> _EXERCISE TASK_:
Among the entries below, count the lines where the string "about" occurs, and give only the number.

Some records
::::

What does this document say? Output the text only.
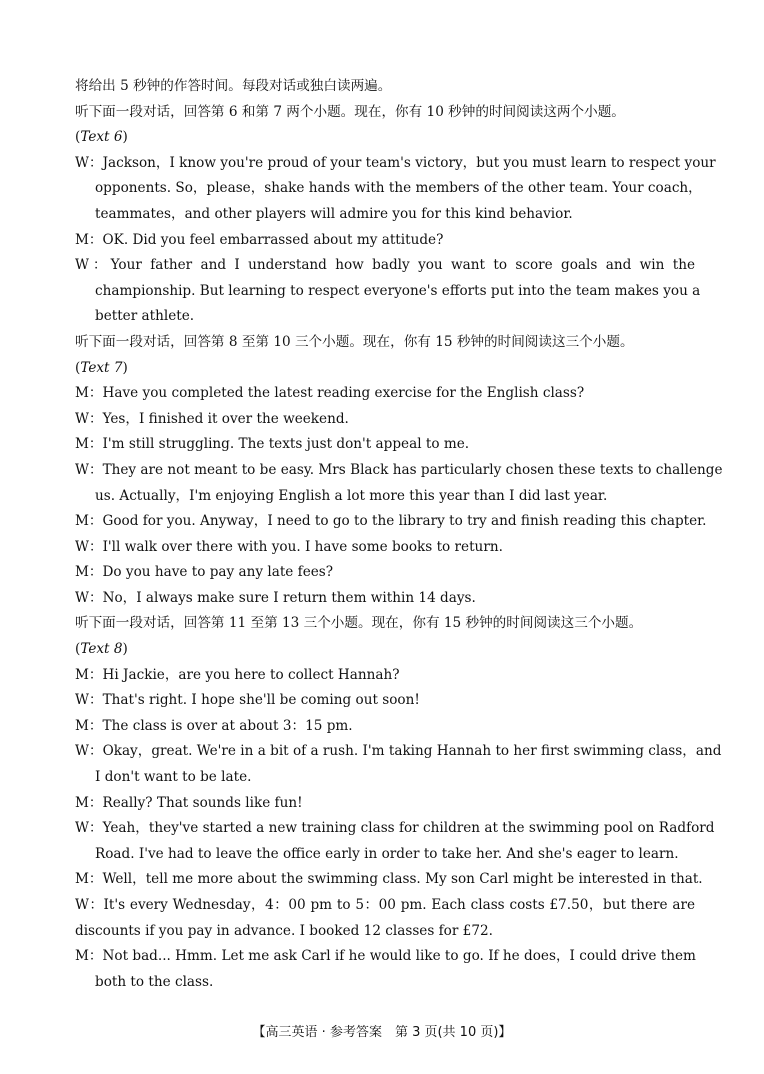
将给出 5 秒钟的作答时间。每段对话或独白读两遍。
听下面一段对话，回答第 6 和第 7 两个小题。现在，你有 10 秒钟的时间阅读这两个小题。
(Text 6)
W：Jackson，I know you're proud of your team's victory，but you must learn to respect your
opponents. So，please，shake hands with the members of the other team. Your coach，
teammates，and other players will admire you for this kind behavior.
M：OK. Did you feel embarrassed about my attitude?
W：Your father and I understand how badly you want to score goals and win the
championship. But learning to respect everyone's efforts put into the team makes you a
better athlete.
听下面一段对话，回答第 8 至第 10 三个小题。现在，你有 15 秒钟的时间阅读这三个小题。
(Text 7)
M：Have you completed the latest reading exercise for the English class?
W：Yes，I finished it over the weekend.
M：I'm still struggling. The texts just don't appeal to me.
W：They are not meant to be easy. Mrs Black has particularly chosen these texts to challenge
us. Actually，I'm enjoying English a lot more this year than I did last year.
M：Good for you. Anyway，I need to go to the library to try and finish reading this chapter.
W：I'll walk over there with you. I have some books to return.
M：Do you have to pay any late fees?
W：No，I always make sure I return them within 14 days.
听下面一段对话，回答第 11 至第 13 三个小题。现在，你有 15 秒钟的时间阅读这三个小题。
(Text 8)
M：Hi Jackie，are you here to collect Hannah?
W：That's right. I hope she'll be coming out soon!
M：The class is over at about 3：15 pm.
W：Okay，great. We're in a bit of a rush. I'm taking Hannah to her first swimming class，and
I don't want to be late.
M：Really? That sounds like fun!
W：Yeah，they've started a new training class for children at the swimming pool on Radford
Road. I've had to leave the office early in order to take her. And she's eager to learn.
M：Well，tell me more about the swimming class. My son Carl might be interested in that.
W：It's every Wednesday，4：00 pm to 5：00 pm. Each class costs £7.50，but there are
discounts if you pay in advance. I booked 12 classes for £72.
M：Not bad... Hmm. Let me ask Carl if he would like to go. If he does，I could drive them
both to the class.
【高三英语 · 参考答案　第 3 页(共 10 页)】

::::

> _RESULT FOR THIS EXERCISE_:
3